■ Exercise details
Identify the lines that include the word "Gross", then copy all of them.

Items from a dataset:
====================

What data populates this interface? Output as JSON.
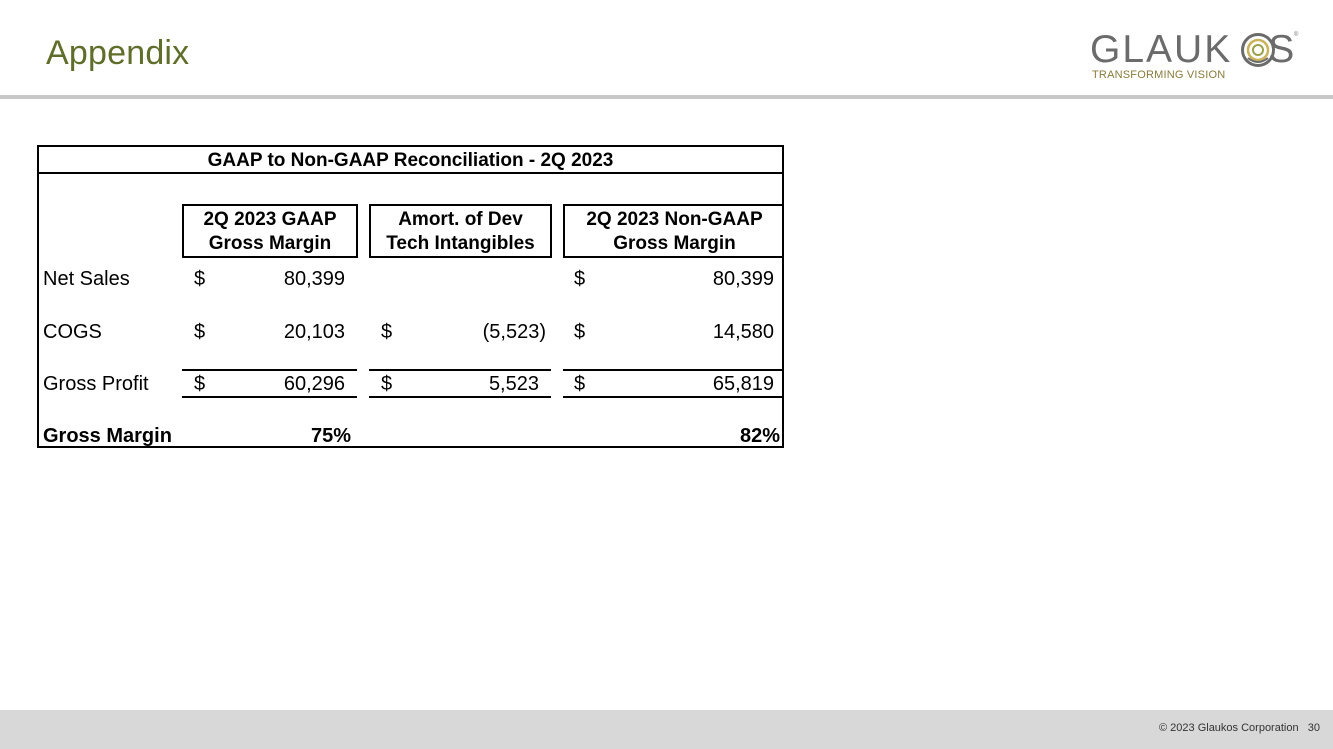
{
  "slide": {
    "title": "Appendix",
    "logo": {
      "word_left": "GLAUK",
      "word_right": "S",
      "tagline": "TRANSFORMING VISION",
      "trademark": "®"
    },
    "footer": {
      "copyright": "© 2023 Glaukos Corporation",
      "page_number": "30"
    }
  },
  "table": {
    "title": "GAAP to Non-GAAP Reconciliation - 2Q 2023",
    "columns": [
      {
        "line1": "2Q 2023 GAAP",
        "line2": "Gross Margin"
      },
      {
        "line1": "Amort. of Dev",
        "line2": "Tech Intangibles"
      },
      {
        "line1": "2Q 2023 Non-GAAP",
        "line2": "Gross Margin"
      }
    ],
    "rows": [
      {
        "label": "Net Sales",
        "c1_cur": "$",
        "c1": "80,399",
        "c2_cur": "",
        "c2": "",
        "c3_cur": "$",
        "c3": "80,399"
      },
      {
        "label": "COGS",
        "c1_cur": "$",
        "c1": "20,103",
        "c2_cur": "$",
        "c2": "(5,523)",
        "c3_cur": "$",
        "c3": "14,580"
      },
      {
        "label": "Gross Profit",
        "c1_cur": "$",
        "c1": "60,296",
        "c2_cur": "$",
        "c2": "5,523",
        "c3_cur": "$",
        "c3": "65,819"
      }
    ],
    "margin_row": {
      "label": "Gross Margin",
      "c1": "75%",
      "c3": "82%"
    }
  }
}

====================

■ Result of this exercise
        "line2": "Gross Margin"
        "line2": "Gross Margin"
        "label": "Gross Profit",
      "label": "Gross Margin",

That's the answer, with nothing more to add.